• Extracted data
• • • • • • •
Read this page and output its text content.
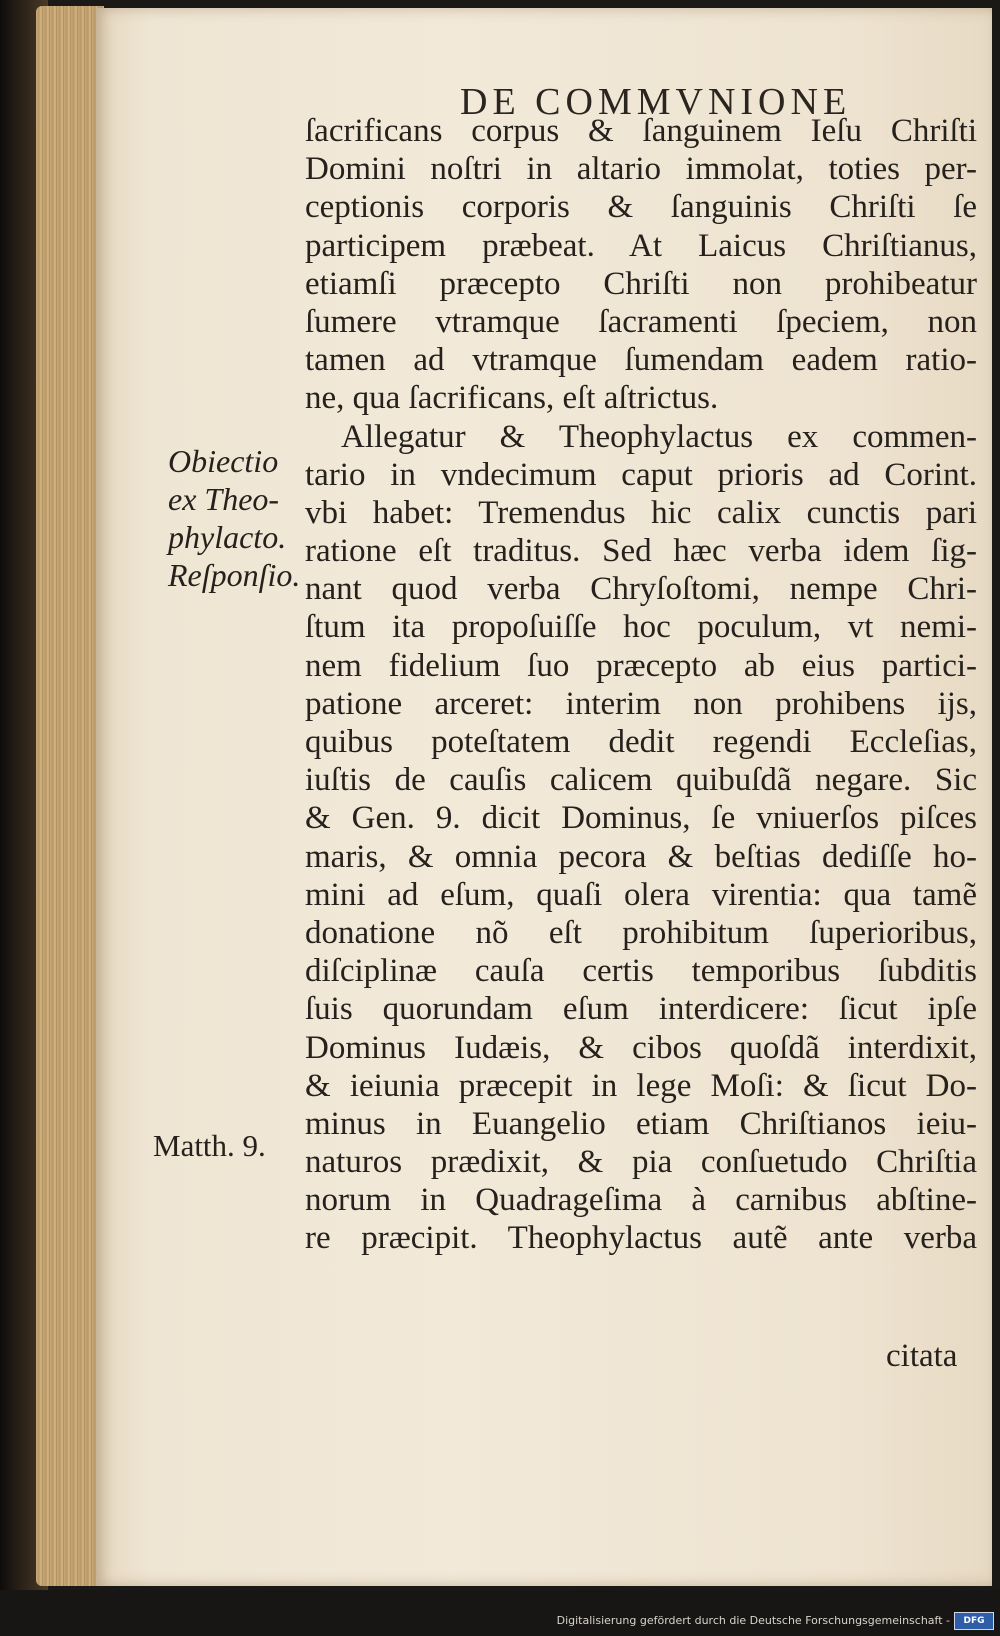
DE COMMVNIONE
ſacrificans corpus & ſanguinem Ieſu Chriſti
Domini noſtri in altario immolat, toties per-
ceptionis corporis & ſanguinis Chriſti ſe
participem præbeat. At Laicus Chriſtianus,
etiamſi præcepto Chriſti non prohibeatur
ſumere vtramque ſacramenti ſpeciem, non
tamen ad vtramque ſumendam eadem ratio-
ne, qua ſacrificans, eſt aſtrictus.
Allegatur & Theophylactus ex commen-
tario in vndecimum caput prioris ad Corint.
vbi habet: Tremendus hic calix cunctis pari
ratione eſt traditus. Sed hæc verba idem ſig-
nant quod verba Chryſoſtomi, nempe Chri-
ſtum ita propoſuiſſe hoc poculum, vt nemi-
nem fidelium ſuo præcepto ab eius partici-
patione arceret: interim non prohibens ijs,
quibus poteſtatem dedit regendi Eccleſias,
iuſtis de cauſis calicem quibuſdã negare. Sic
& Gen. 9. dicit Dominus, ſe vniuerſos piſces
maris, & omnia pecora & beſtias dediſſe ho-
mini ad eſum, quaſi olera virentia: qua tamẽ
donatione nõ eſt prohibitum ſuperioribus,
diſciplinæ cauſa certis temporibus ſubditis
ſuis quorundam eſum interdicere: ſicut ipſe
Dominus Iudæis, & cibos quoſdã interdixit,
& ieiunia præcepit in lege Moſi: & ſicut Do-
minus in Euangelio etiam Chriſtianos ieiu-
naturos prædixit, & pia conſuetudo Chriſtia
norum in Quadrageſima à carnibus abſtine-
re præcipit. Theophylactus autẽ ante verba
citata
Obiectio
ex Theo-
phylacto.
Reſponſio.
Matth. 9.
Digitalisierung gefördert durch die Deutsche Forschungsgemeinschaft -	DFG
• • • • • • •
• What the task asks
Every entry above needs to be retyped exactly; drop the pictures.

• Exercise response
Read this page and output its text content.
DE COMMVNIONE
ſacrificans corpus & ſanguinem Ieſu Chriſti
Domini noſtri in altario immolat, toties per-
ceptionis corporis & ſanguinis Chriſti ſe
participem præbeat. At Laicus Chriſtianus,
etiamſi præcepto Chriſti non prohibeatur
ſumere vtramque ſacramenti ſpeciem, non
tamen ad vtramque ſumendam eadem ratio-
ne, qua ſacrificans, eſt aſtrictus.
Allegatur & Theophylactus ex commen-
tario in vndecimum caput prioris ad Corint.
vbi habet: Tremendus hic calix cunctis pari
ratione eſt traditus. Sed hæc verba idem ſig-
nant quod verba Chryſoſtomi, nempe Chri-
ſtum ita propoſuiſſe hoc poculum, vt nemi-
nem fidelium ſuo præcepto ab eius partici-
patione arceret: interim non prohibens ijs,
quibus poteſtatem dedit regendi Eccleſias,
iuſtis de cauſis calicem quibuſdã negare. Sic
& Gen. 9. dicit Dominus, ſe vniuerſos piſces
maris, & omnia pecora & beſtias dediſſe ho-
mini ad eſum, quaſi olera virentia: qua tamẽ
donatione nõ eſt prohibitum ſuperioribus,
diſciplinæ cauſa certis temporibus ſubditis
ſuis quorundam eſum interdicere: ſicut ipſe
Dominus Iudæis, & cibos quoſdã interdixit,
& ieiunia præcepit in lege Moſi: & ſicut Do-
minus in Euangelio etiam Chriſtianos ieiu-
naturos prædixit, & pia conſuetudo Chriſtia
norum in Quadrageſima à carnibus abſtine-
re præcipit. Theophylactus autẽ ante verba
citata
Obiectio
ex Theo-
phylacto.
Reſponſio.
Matth. 9.
Digitalisierung gefördert durch die Deutsche Forschungsgemeinschaft -	DFG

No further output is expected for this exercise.